#### REQUIREMENTS
In the copy, include every entry exactly but none of the pictures.

#### PROVIDED RECORDS
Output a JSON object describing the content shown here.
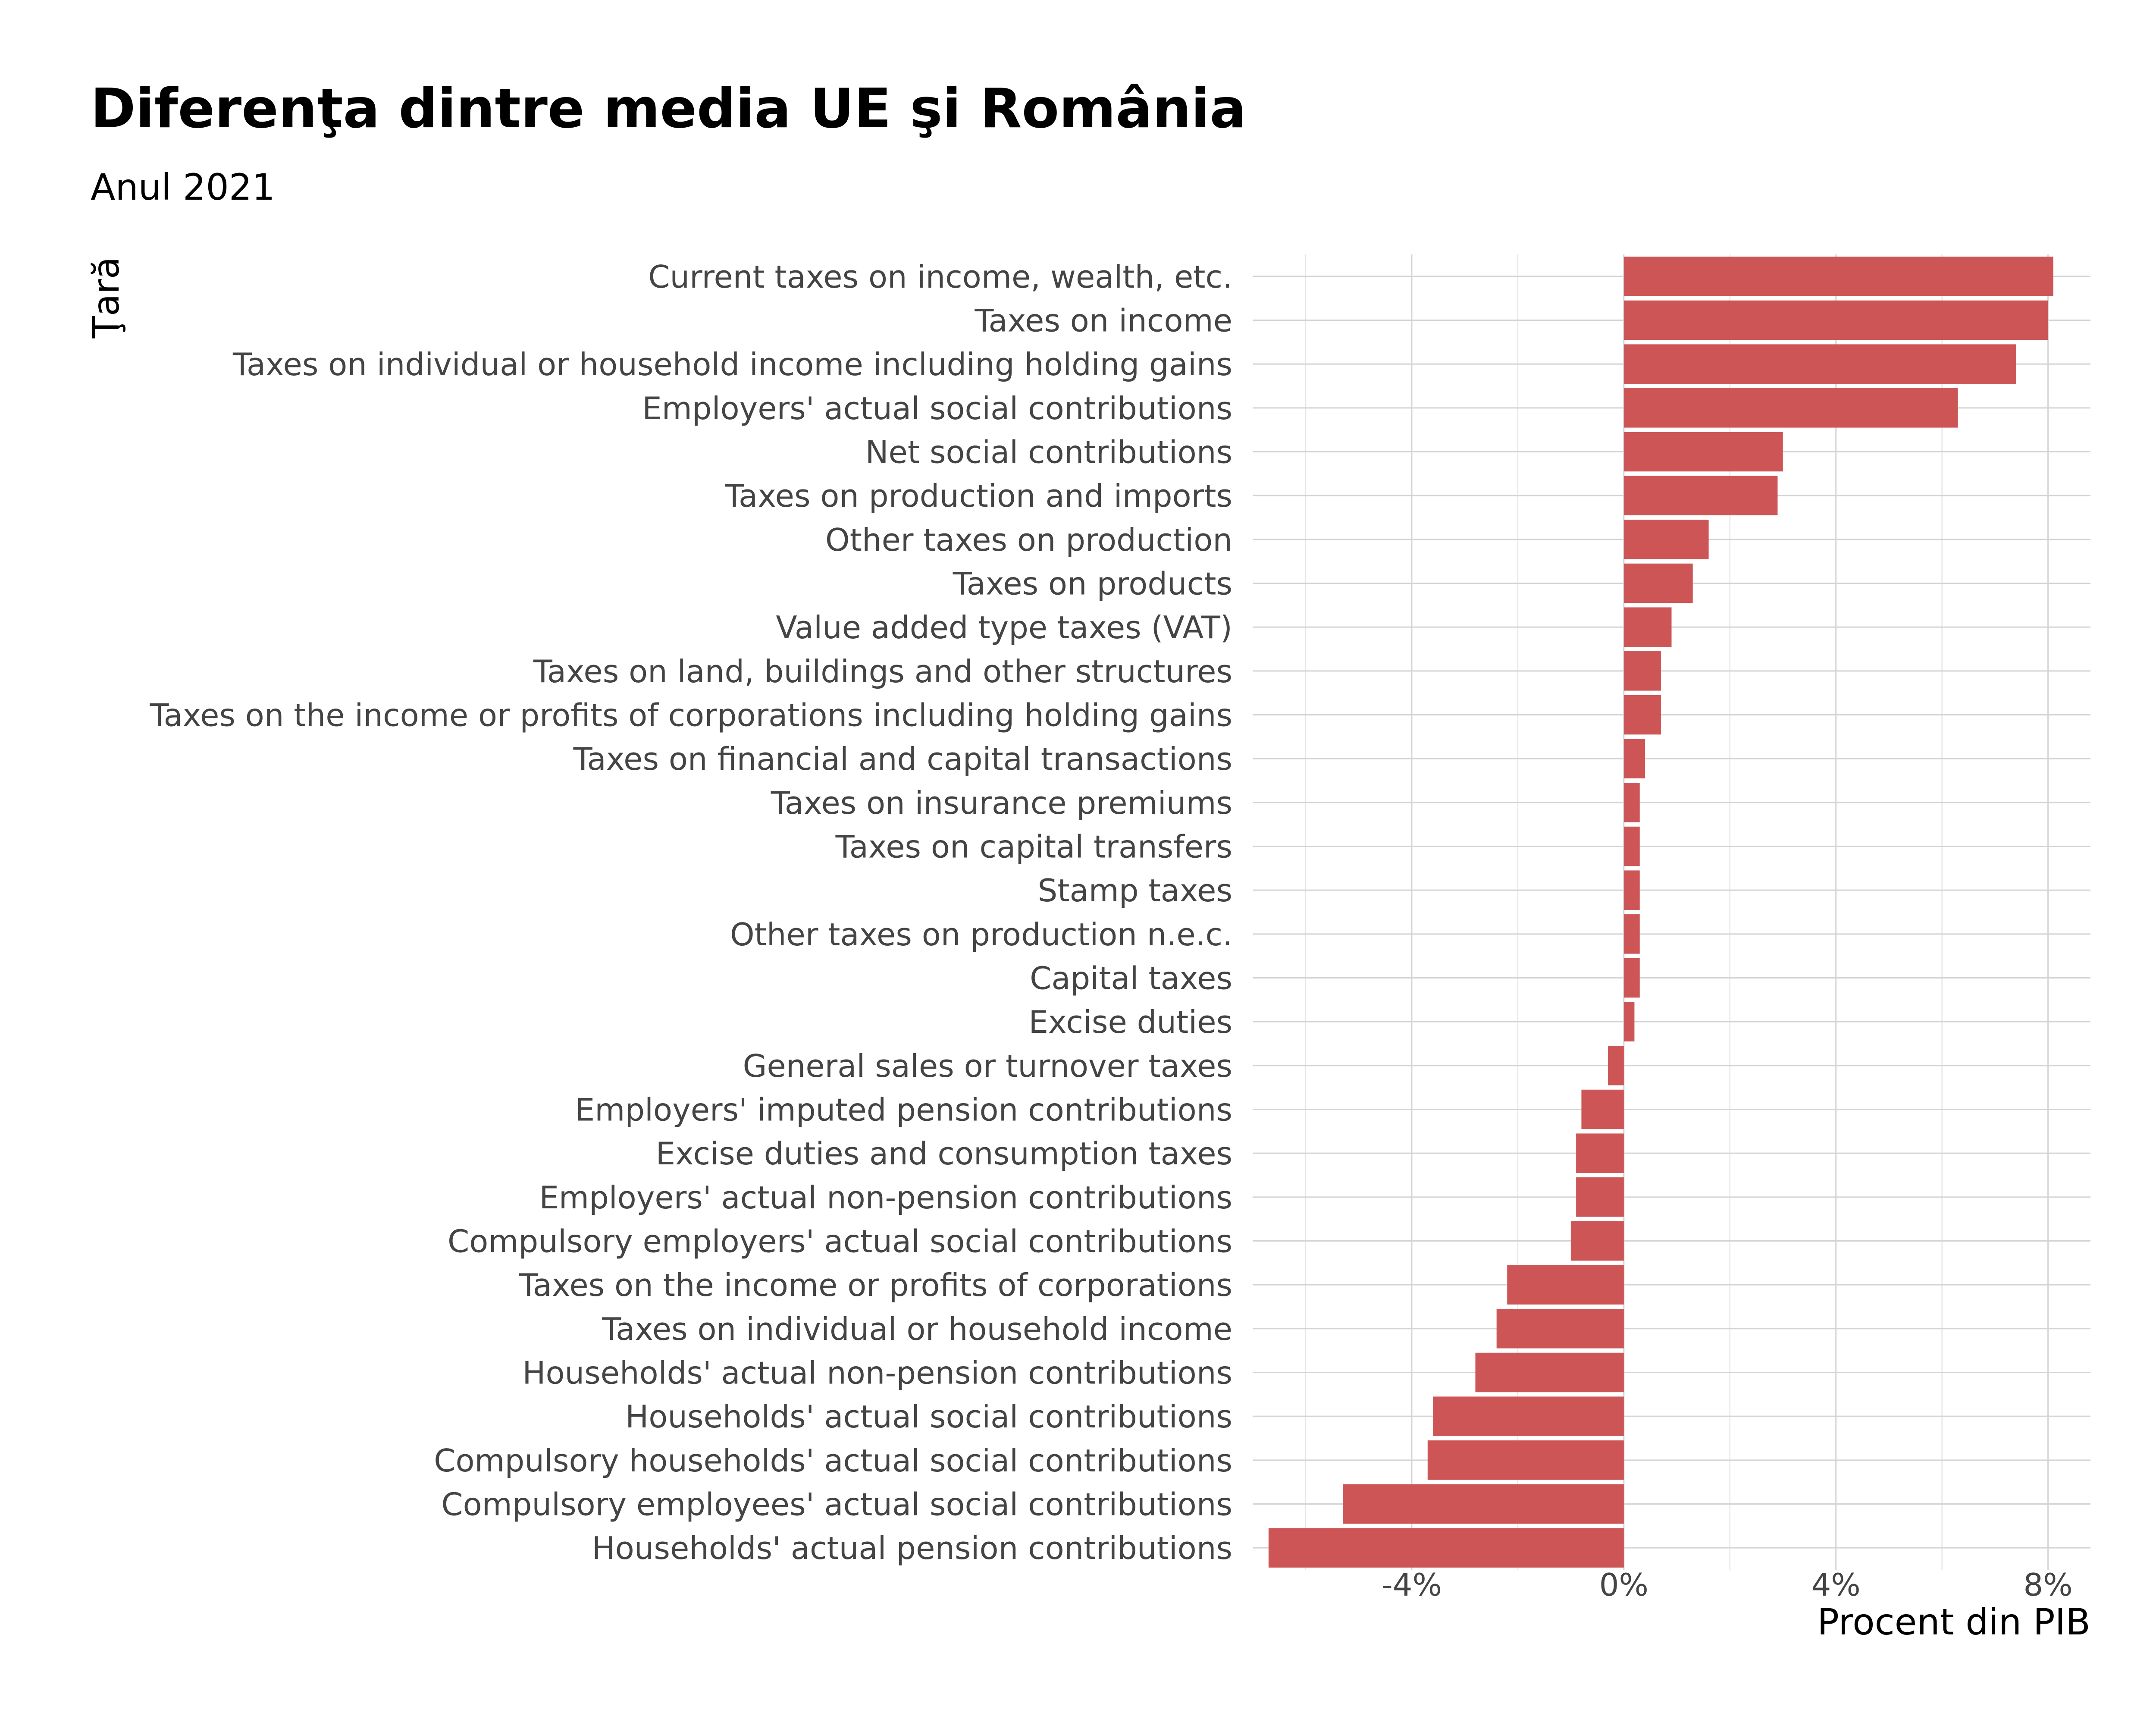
{
  "chart_data": {
    "type": "bar",
    "orientation": "horizontal",
    "title": "Diferenţa dintre media UE şi România",
    "subtitle": "Anul 2021",
    "xlabel": "Procent din PIB",
    "ylabel": "Ţară",
    "xlim": [
      -7.0,
      8.8
    ],
    "x_ticks": [
      -4,
      0,
      4,
      8
    ],
    "x_tick_labels": [
      "-4%",
      "0%",
      "4%",
      "8%"
    ],
    "grid": true,
    "bar_color": "#cd5555",
    "categories": [
      "Current taxes on income, wealth, etc.",
      "Taxes on income",
      "Taxes on individual or household income including holding gains",
      "Employers' actual social contributions",
      "Net social contributions",
      "Taxes on production and imports",
      "Other taxes on production",
      "Taxes on products",
      "Value added type taxes (VAT)",
      "Taxes on land, buildings and other structures",
      "Taxes on the income or profits of corporations including holding gains",
      "Taxes on financial and capital transactions",
      "Taxes on insurance premiums",
      "Taxes on capital transfers",
      "Stamp taxes",
      "Other taxes on production n.e.c.",
      "Capital taxes",
      "Excise duties",
      "General sales or turnover taxes",
      "Employers' imputed pension contributions",
      "Excise duties and consumption taxes",
      "Employers' actual non-pension contributions",
      "Compulsory employers' actual social contributions",
      "Taxes on the income or profits of corporations",
      "Taxes on individual or household income",
      "Households' actual non-pension contributions",
      "Households' actual social contributions",
      "Compulsory households' actual social contributions",
      "Compulsory employees' actual social contributions",
      "Households' actual pension contributions"
    ],
    "values": [
      8.1,
      8.0,
      7.4,
      6.3,
      3.0,
      2.9,
      1.6,
      1.3,
      0.9,
      0.7,
      0.7,
      0.4,
      0.3,
      0.3,
      0.3,
      0.3,
      0.3,
      0.2,
      -0.3,
      -0.8,
      -0.9,
      -0.9,
      -1.0,
      -2.2,
      -2.4,
      -2.8,
      -3.6,
      -3.7,
      -5.3,
      -6.7
    ]
  }
}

#### COMPLETE ANSWER
Output a JSON object describing the content shown here.
{
  "chart_data": {
    "type": "bar",
    "orientation": "horizontal",
    "title": "Diferenţa dintre media UE şi România",
    "subtitle": "Anul 2021",
    "xlabel": "Procent din PIB",
    "ylabel": "Ţară",
    "xlim": [
      -7.0,
      8.8
    ],
    "x_ticks": [
      -4,
      0,
      4,
      8
    ],
    "x_tick_labels": [
      "-4%",
      "0%",
      "4%",
      "8%"
    ],
    "grid": true,
    "bar_color": "#cd5555",
    "categories": [
      "Current taxes on income, wealth, etc.",
      "Taxes on income",
      "Taxes on individual or household income including holding gains",
      "Employers' actual social contributions",
      "Net social contributions",
      "Taxes on production and imports",
      "Other taxes on production",
      "Taxes on products",
      "Value added type taxes (VAT)",
      "Taxes on land, buildings and other structures",
      "Taxes on the income or profits of corporations including holding gains",
      "Taxes on financial and capital transactions",
      "Taxes on insurance premiums",
      "Taxes on capital transfers",
      "Stamp taxes",
      "Other taxes on production n.e.c.",
      "Capital taxes",
      "Excise duties",
      "General sales or turnover taxes",
      "Employers' imputed pension contributions",
      "Excise duties and consumption taxes",
      "Employers' actual non-pension contributions",
      "Compulsory employers' actual social contributions",
      "Taxes on the income or profits of corporations",
      "Taxes on individual or household income",
      "Households' actual non-pension contributions",
      "Households' actual social contributions",
      "Compulsory households' actual social contributions",
      "Compulsory employees' actual social contributions",
      "Households' actual pension contributions"
    ],
    "values": [
      8.1,
      8.0,
      7.4,
      6.3,
      3.0,
      2.9,
      1.6,
      1.3,
      0.9,
      0.7,
      0.7,
      0.4,
      0.3,
      0.3,
      0.3,
      0.3,
      0.3,
      0.2,
      -0.3,
      -0.8,
      -0.9,
      -0.9,
      -1.0,
      -2.2,
      -2.4,
      -2.8,
      -3.6,
      -3.7,
      -5.3,
      -6.7
    ]
  }
}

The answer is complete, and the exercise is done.